_GIVEN EXERCISE:_ Report the number of lines that hold the string "Thursday". Leave out any other text.

_SOURCE DATA:_
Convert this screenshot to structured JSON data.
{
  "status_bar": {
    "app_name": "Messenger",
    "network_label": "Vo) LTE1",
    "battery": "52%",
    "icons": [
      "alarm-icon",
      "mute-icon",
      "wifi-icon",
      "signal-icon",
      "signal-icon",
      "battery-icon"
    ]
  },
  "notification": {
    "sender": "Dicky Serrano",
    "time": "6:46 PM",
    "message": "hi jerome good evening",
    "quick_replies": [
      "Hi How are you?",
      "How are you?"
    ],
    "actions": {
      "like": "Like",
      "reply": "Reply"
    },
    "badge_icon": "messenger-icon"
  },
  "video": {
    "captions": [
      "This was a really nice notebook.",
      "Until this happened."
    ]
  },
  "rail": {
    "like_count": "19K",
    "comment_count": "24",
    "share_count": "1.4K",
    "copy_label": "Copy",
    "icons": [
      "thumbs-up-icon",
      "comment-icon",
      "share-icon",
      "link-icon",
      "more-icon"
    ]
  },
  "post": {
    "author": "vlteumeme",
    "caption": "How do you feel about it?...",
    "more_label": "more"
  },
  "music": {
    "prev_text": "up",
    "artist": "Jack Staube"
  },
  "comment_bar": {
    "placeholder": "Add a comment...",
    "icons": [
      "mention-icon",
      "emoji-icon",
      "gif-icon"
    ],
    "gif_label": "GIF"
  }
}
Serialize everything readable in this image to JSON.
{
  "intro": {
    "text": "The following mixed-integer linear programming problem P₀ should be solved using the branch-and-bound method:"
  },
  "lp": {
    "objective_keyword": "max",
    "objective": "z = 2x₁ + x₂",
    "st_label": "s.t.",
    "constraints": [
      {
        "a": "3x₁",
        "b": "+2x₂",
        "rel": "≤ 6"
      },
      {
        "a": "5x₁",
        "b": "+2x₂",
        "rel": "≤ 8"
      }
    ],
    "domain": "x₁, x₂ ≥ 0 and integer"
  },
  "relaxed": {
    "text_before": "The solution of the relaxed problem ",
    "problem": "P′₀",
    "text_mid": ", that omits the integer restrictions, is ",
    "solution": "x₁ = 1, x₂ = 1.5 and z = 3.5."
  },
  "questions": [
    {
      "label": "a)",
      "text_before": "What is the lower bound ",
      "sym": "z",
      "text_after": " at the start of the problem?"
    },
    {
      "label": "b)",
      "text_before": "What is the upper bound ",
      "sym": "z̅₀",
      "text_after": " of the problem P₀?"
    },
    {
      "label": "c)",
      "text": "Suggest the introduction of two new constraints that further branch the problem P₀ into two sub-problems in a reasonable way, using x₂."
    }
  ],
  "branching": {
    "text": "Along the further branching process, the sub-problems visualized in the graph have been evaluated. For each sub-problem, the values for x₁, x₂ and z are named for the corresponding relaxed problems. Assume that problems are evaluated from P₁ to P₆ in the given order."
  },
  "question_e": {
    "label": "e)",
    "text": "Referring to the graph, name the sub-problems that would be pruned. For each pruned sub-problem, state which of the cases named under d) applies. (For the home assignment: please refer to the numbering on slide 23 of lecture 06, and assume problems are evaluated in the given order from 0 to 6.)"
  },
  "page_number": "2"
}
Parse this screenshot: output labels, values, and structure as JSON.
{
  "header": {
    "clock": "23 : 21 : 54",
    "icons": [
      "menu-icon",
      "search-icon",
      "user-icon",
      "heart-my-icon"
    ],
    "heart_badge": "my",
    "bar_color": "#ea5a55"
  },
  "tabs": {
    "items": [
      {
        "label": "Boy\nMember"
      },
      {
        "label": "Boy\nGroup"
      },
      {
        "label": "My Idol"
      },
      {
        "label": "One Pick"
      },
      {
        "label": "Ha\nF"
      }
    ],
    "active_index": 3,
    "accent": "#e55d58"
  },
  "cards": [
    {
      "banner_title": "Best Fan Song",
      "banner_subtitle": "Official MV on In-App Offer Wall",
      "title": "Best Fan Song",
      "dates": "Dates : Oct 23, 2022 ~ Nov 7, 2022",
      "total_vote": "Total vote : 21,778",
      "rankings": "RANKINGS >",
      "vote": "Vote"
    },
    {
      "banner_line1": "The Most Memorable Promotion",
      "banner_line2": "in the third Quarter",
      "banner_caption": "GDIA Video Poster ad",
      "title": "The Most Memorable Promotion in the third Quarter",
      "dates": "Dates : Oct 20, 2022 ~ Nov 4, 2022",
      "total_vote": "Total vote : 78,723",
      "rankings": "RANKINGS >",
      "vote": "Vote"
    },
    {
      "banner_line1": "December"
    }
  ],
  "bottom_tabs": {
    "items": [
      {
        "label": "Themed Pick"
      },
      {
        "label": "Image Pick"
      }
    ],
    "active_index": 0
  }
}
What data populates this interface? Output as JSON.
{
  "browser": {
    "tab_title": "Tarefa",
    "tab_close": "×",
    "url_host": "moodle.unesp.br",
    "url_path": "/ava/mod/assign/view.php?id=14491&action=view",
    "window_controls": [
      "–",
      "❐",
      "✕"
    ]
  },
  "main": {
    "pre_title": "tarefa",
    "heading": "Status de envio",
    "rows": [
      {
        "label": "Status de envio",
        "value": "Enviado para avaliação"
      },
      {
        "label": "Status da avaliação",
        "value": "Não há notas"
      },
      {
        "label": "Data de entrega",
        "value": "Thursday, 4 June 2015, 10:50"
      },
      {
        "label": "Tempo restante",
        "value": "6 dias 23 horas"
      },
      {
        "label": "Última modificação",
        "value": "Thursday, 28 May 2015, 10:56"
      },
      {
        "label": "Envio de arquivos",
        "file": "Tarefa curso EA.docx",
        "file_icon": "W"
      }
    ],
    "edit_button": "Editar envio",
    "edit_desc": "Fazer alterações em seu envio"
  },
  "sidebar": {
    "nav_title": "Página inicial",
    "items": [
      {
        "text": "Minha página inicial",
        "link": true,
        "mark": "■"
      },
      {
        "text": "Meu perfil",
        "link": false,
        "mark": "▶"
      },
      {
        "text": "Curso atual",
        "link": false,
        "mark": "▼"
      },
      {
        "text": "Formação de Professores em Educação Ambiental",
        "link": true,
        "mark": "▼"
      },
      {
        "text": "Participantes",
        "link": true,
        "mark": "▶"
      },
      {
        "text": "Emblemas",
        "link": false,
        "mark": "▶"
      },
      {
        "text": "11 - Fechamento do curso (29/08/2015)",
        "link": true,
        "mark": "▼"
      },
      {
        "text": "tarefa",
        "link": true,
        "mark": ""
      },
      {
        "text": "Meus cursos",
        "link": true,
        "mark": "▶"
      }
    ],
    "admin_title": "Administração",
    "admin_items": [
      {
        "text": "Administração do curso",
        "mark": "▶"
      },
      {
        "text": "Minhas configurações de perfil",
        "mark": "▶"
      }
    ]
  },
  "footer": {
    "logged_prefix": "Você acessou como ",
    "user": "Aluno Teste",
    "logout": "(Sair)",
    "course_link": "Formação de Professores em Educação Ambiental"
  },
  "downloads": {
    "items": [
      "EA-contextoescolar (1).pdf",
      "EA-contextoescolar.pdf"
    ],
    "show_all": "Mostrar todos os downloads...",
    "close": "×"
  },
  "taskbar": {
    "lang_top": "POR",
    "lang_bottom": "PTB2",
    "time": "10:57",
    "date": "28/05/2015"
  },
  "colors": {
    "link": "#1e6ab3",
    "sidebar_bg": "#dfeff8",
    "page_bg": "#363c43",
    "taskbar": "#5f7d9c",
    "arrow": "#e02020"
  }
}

_FULL SOLUTION:_ 2